■ Aim ■
Copy out the records precisely, omitting pictures.

■ Available records ■
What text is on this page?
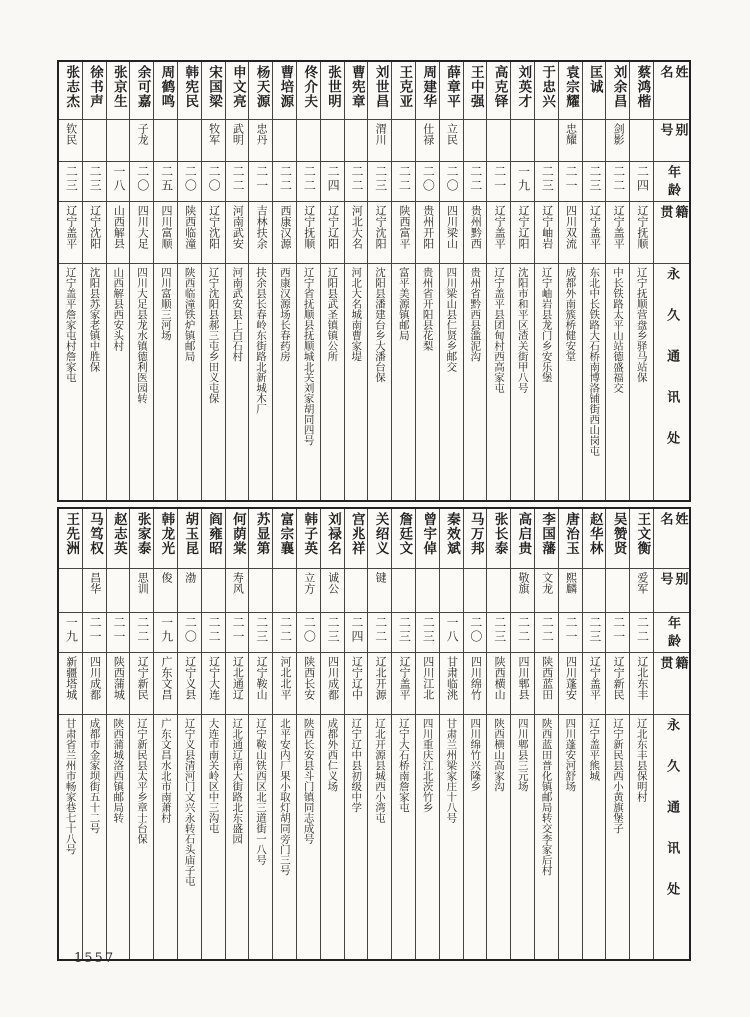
姓名
别号
年龄
籍贯
永久通讯处
蔡鸿楷
二四
辽宁抚顺
辽宁抚顺营盘乡驿马站保
刘余昌
剑影
二二
辽宁盖平
中长铁路太平山站德盛福交
匡诚
二三
辽宁盖平
东北中长铁路大石桥南博洛铺街西山岗屯
袁宗耀
忠耀
二一
四川双流
成都外南簇桥健安堂
于忠兴
二三
辽宁岫岩
辽宁岫岩县龙门乡安乐堡
刘英才
一九
辽宁辽阳
沈阳市和平区渣关街甲八号
高克铎
二一
辽宁盖平
辽宁盖平县团甸村西高家屯
王中强
二二
贵州黔西
贵州省黔西县滥泥沟
薛章平
立民
二〇
四川梁山
四川梁山县仁贤乡邮交
周建华
仕禄
二〇
贵州开阳
贵州省开阳县花梨
王克亚
二二
陕西富平
富平美源镇邮局
刘世昌
渭川
二三
辽宁沈阳
沈阳县潘建台乡大潘台保
曹宪章
二二
河北大名
河北大名城南曹家堤
张世明
二四
辽宁辽阳
辽阳县武圣镇镇公所
佟介夫
二二
辽宁抚顺
辽宁省抚顺县抚顺城北关刘家胡同四号
曹培源
二二
西康汉源
西康汉源场长春药房
杨天源
忠丹
二一
吉林扶余
扶余县长春岭东街路北新城木厂
申文亮
武明
二二
河南武安
河南武安县上白石村
宋国梁
牧军
二〇
辽宁沈阳
辽宁沈阳县郝三屯乡田义屯保
韩宪民
二〇
陕西临潼
陕西临潼铁炉镇邮局
周鹤鸣
二五
四川富顺
四川富顺三河场
余可嘉
子龙
二〇
四川大足
四川大足县龙水镇德利医园转
张京生
一八
山西解县
山西解县西安头村
徐书声
二三
辽宁沈阳
沈阳县苏家老镇中胜保
张志杰
钦民
二三
辽宁盖平
辽宁盖平詹家屯村詹家屯
姓名
别号
年龄
籍贯
永久通讯处
王文衡
爱军
二二
辽北东丰
辽北东丰县保明村
吴赞贤
二一
辽宁新民
辽宁新民县西小黄旗堡子
赵华林
二三
辽宁盖平
辽宁盖平熊城
唐治玉
熙麟
二一
四川蓬安
四川蓬安河舒场
李国藩
文龙
二二
陕西蓝田
陕西蓝田普化镇邮局转交李家后村
高启贵
敬旗
二二
四川郫县
四川郫县三元场
张长泰
二三
陕西横山
陕西横山高家沟
马万邦
二〇
四川绵竹
四川绵竹兴隆乡
秦效斌
一八
甘肃临洮
甘肃兰州梁家庄十八号
曾宇倬
二三
四川江北
四川重庆江北茨竹乡
詹廷文
二三
辽宁盖平
辽宁大石桥南詹家屯
关绍义
键
二二
辽北开源
辽北开源县城西小湾屯
宫兆祥
二四
辽宁辽中
辽宁辽中县初级中学
刘禄名
诚公
二三
四川成都
成都外西仁义场
韩子英
立方
二〇
陕西长安
陕西长安县斗门镇同志成号
富宗襄
二二
河北北平
北平安内厂果小取灯胡同旁门三号
苏显第
二三
辽宁鞍山
辽宁鞍山铁西区北三道街一八号
何荫棠
寿风
二一
辽北通辽
辽北通辽南大街路北东盛园
阎雍昭
二二
辽宁大连
大连市南关岭区中三沟屯
胡玉昆
渤
二〇
辽宁义县
辽宁义县清河门文兴永转石头庙子屯
韩龙光
俊
一九
广东文昌
广东文昌水北市南萧村
张家泰
思训
二二
辽宁新民
辽宁新民县太平乡章士台保
赵志英
二一
陕西蒲城
陕西蒲城洛西镇邮局转
马笃权
昌华
二一
四川成都
成都市金家坝街五十二号
王先洲
一九
新疆塔城
甘肃省兰州市畅家巷七十八号
1557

■ Written answer ■
What text is on this page?
姓名
别号
年龄
籍贯
永久通讯处
蔡鸿楷
二四
辽宁抚顺
辽宁抚顺营盘乡驿马站保
刘余昌
剑影
二二
辽宁盖平
中长铁路太平山站德盛福交
匡诚
二三
辽宁盖平
东北中长铁路大石桥南博洛铺街西山岗屯
袁宗耀
忠耀
二一
四川双流
成都外南簇桥健安堂
于忠兴
二三
辽宁岫岩
辽宁岫岩县龙门乡安乐堡
刘英才
一九
辽宁辽阳
沈阳市和平区渣关街甲八号
高克铎
二一
辽宁盖平
辽宁盖平县团甸村西高家屯
王中强
二二
贵州黔西
贵州省黔西县滥泥沟
薛章平
立民
二〇
四川梁山
四川梁山县仁贤乡邮交
周建华
仕禄
二〇
贵州开阳
贵州省开阳县花梨
王克亚
二二
陕西富平
富平美源镇邮局
刘世昌
渭川
二三
辽宁沈阳
沈阳县潘建台乡大潘台保
曹宪章
二二
河北大名
河北大名城南曹家堤
张世明
二四
辽宁辽阳
辽阳县武圣镇镇公所
佟介夫
二二
辽宁抚顺
辽宁省抚顺县抚顺城北关刘家胡同四号
曹培源
二二
西康汉源
西康汉源场长春药房
杨天源
忠丹
二一
吉林扶余
扶余县长春岭东街路北新城木厂
申文亮
武明
二二
河南武安
河南武安县上白石村
宋国梁
牧军
二〇
辽宁沈阳
辽宁沈阳县郝三屯乡田义屯保
韩宪民
二〇
陕西临潼
陕西临潼铁炉镇邮局
周鹤鸣
二五
四川富顺
四川富顺三河场
余可嘉
子龙
二〇
四川大足
四川大足县龙水镇德利医园转
张京生
一八
山西解县
山西解县西安头村
徐书声
二三
辽宁沈阳
沈阳县苏家老镇中胜保
张志杰
钦民
二三
辽宁盖平
辽宁盖平詹家屯村詹家屯
姓名
别号
年龄
籍贯
永久通讯处
王文衡
爱军
二二
辽北东丰
辽北东丰县保明村
吴赞贤
二一
辽宁新民
辽宁新民县西小黄旗堡子
赵华林
二三
辽宁盖平
辽宁盖平熊城
唐治玉
熙麟
二一
四川蓬安
四川蓬安河舒场
李国藩
文龙
二二
陕西蓝田
陕西蓝田普化镇邮局转交李家后村
高启贵
敬旗
二二
四川郫县
四川郫县三元场
张长泰
二三
陕西横山
陕西横山高家沟
马万邦
二〇
四川绵竹
四川绵竹兴隆乡
秦效斌
一八
甘肃临洮
甘肃兰州梁家庄十八号
曾宇倬
二三
四川江北
四川重庆江北茨竹乡
詹廷文
二三
辽宁盖平
辽宁大石桥南詹家屯
关绍义
键
二二
辽北开源
辽北开源县城西小湾屯
宫兆祥
二四
辽宁辽中
辽宁辽中县初级中学
刘禄名
诚公
二三
四川成都
成都外西仁义场
韩子英
立方
二〇
陕西长安
陕西长安县斗门镇同志成号
富宗襄
二二
河北北平
北平安内厂果小取灯胡同旁门三号
苏显第
二三
辽宁鞍山
辽宁鞍山铁西区北三道街一八号
何荫棠
寿风
二一
辽北通辽
辽北通辽南大街路北东盛园
阎雍昭
二二
辽宁大连
大连市南关岭区中三沟屯
胡玉昆
渤
二〇
辽宁义县
辽宁义县清河门文兴永转石头庙子屯
韩龙光
俊
一九
广东文昌
广东文昌水北市南萧村
张家泰
思训
二二
辽宁新民
辽宁新民县太平乡章士台保
赵志英
二一
陕西蒲城
陕西蒲城洛西镇邮局转
马笃权
昌华
二一
四川成都
成都市金家坝街五十二号
王先洲
一九
新疆塔城
甘肃省兰州市畅家巷七十八号
1557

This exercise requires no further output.